+++ Provided records

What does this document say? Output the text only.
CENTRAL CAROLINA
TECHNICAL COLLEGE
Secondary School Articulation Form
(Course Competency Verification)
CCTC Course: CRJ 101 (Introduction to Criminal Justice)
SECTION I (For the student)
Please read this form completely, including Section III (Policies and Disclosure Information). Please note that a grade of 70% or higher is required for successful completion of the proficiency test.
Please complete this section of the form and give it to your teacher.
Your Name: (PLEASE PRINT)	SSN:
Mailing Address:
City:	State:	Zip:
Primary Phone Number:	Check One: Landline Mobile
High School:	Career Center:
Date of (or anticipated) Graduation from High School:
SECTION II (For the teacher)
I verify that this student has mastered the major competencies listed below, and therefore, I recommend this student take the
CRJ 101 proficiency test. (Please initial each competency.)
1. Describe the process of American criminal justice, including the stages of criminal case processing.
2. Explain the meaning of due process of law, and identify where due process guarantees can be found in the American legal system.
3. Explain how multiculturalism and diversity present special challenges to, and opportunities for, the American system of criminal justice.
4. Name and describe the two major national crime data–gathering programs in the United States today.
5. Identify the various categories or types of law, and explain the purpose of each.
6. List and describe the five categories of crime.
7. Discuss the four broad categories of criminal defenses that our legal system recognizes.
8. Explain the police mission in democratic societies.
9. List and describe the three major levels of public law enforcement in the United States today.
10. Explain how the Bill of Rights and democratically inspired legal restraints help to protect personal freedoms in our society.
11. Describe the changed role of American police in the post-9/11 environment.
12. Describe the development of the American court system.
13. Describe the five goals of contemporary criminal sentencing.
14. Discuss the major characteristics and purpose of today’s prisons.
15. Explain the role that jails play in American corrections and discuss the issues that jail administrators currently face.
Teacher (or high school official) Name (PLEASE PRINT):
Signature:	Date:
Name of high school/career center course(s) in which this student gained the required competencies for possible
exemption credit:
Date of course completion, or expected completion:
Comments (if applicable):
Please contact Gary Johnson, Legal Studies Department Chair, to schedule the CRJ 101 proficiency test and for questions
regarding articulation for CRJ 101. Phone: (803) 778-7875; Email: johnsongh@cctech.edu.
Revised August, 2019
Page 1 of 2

++++++

**Instruction**
Extract each line holding the string "including".

**Final result**
Please read this form completely, including Section III (Policies and Disclosure Information). Please note that a grade of 70% or higher is required for successful completion of the proficiency test.
1. Describe the process of American criminal justice, including the stages of criminal case processing.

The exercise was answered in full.